Goal: Look through the data below. Pick out the lines holding the string "series".

Records from a data collection
——————————

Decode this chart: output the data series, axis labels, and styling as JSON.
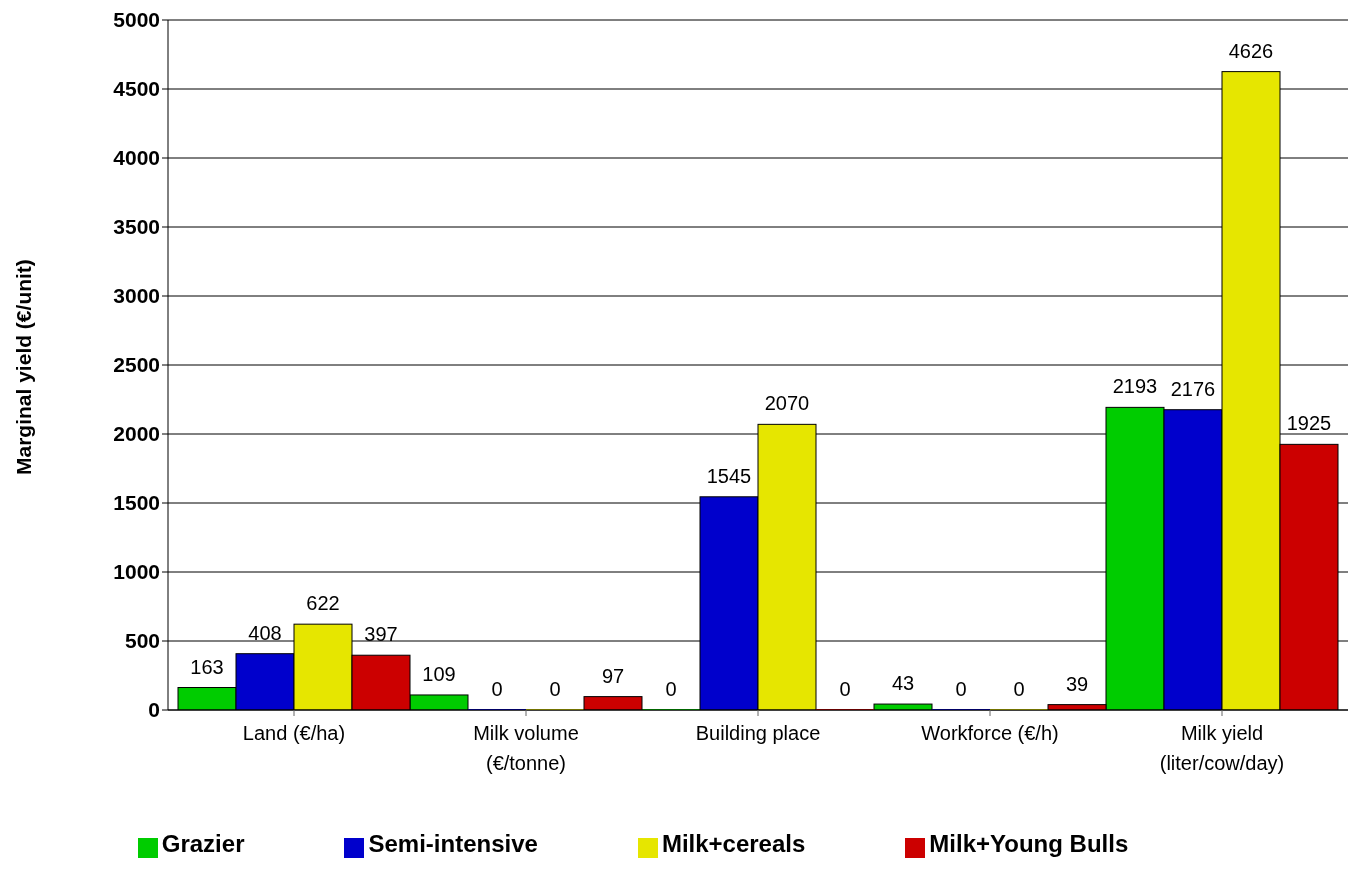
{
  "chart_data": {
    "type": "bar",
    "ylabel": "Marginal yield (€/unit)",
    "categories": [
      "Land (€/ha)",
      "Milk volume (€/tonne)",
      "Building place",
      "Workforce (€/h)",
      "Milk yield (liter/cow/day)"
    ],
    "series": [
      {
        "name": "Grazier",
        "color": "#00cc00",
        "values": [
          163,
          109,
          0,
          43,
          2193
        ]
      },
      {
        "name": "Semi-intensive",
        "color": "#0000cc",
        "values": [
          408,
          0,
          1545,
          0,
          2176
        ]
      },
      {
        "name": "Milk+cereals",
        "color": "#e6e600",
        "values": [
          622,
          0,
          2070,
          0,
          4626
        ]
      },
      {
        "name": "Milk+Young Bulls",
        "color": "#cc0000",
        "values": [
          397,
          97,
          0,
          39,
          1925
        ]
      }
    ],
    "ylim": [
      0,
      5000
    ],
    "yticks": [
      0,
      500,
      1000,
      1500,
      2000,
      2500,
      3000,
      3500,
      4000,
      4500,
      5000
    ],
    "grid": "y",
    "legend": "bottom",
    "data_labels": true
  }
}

——————————

The result:
Decode this chart: output the data series, axis labels, and styling as JSON.
    "series": [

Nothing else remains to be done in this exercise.